Goal »
Restate each line of the listing exactly, without carrying over any pictures.

Input records »
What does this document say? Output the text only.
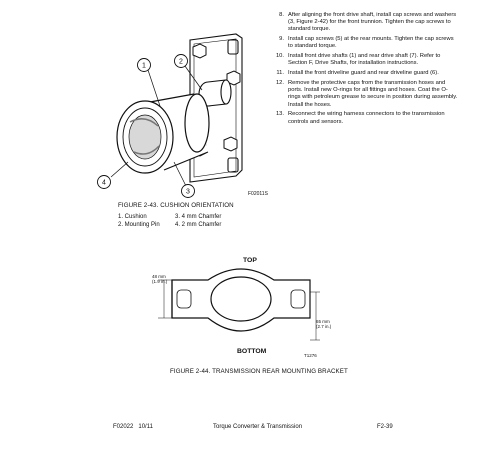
1
2
3
4
F02011S
FIGURE 2-43. CUSHION ORIENTATION
1. Cushion
2. Mounting Pin
3. 4 mm Chamfer
4. 2 mm Chamfer
8. After aligning the front drive shaft, install cap screws and washers (3, Figure 2-42) for the front trunnion. Tighten the cap screws to standard torque.
9. Install cap screws (5) at the rear mounts. Tighten the cap screws to standard torque.
10. Install front drive shafts (1) and rear drive shaft (7). Refer to Section F, Drive Shafts, for installation instructions.
11. Install the front driveline guard and rear driveline guard (6).
12. Remove the protective caps from the transmission hoses and ports. Install new O-rings for all fittings and hoses. Coat the O-rings with petroleum grease to secure in position during assembly. Install the hoses.
13. Reconnect the wiring harness connectors to the transmission controls and sensors.
TOP
48 mm
(1.9 in.)
65 mm
(2.7 in.)
BOTTOM
T1276
FIGURE 2-44. TRANSMISSION REAR MOUNTING BRACKET
F02022   10/11	Torque Converter & Transmission	F2-39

Final result »
What does this document say? Output the text only.
1
2
3
4
F02011S
FIGURE 2-43. CUSHION ORIENTATION
1. Cushion
2. Mounting Pin
3. 4 mm Chamfer
4. 2 mm Chamfer
8. After aligning the front drive shaft, install cap screws and washers (3, Figure 2-42) for the front trunnion. Tighten the cap screws to standard torque.
9. Install cap screws (5) at the rear mounts. Tighten the cap screws to standard torque.
10. Install front drive shafts (1) and rear drive shaft (7). Refer to Section F, Drive Shafts, for installation instructions.
11. Install the front driveline guard and rear driveline guard (6).
12. Remove the protective caps from the transmission hoses and ports. Install new O-rings for all fittings and hoses. Coat the O-rings with petroleum grease to secure in position during assembly. Install the hoses.
13. Reconnect the wiring harness connectors to the transmission controls and sensors.
TOP
48 mm
(1.9 in.)
65 mm
(2.7 in.)
BOTTOM
T1276
FIGURE 2-44. TRANSMISSION REAR MOUNTING BRACKET
F02022   10/11	Torque Converter & Transmission	F2-39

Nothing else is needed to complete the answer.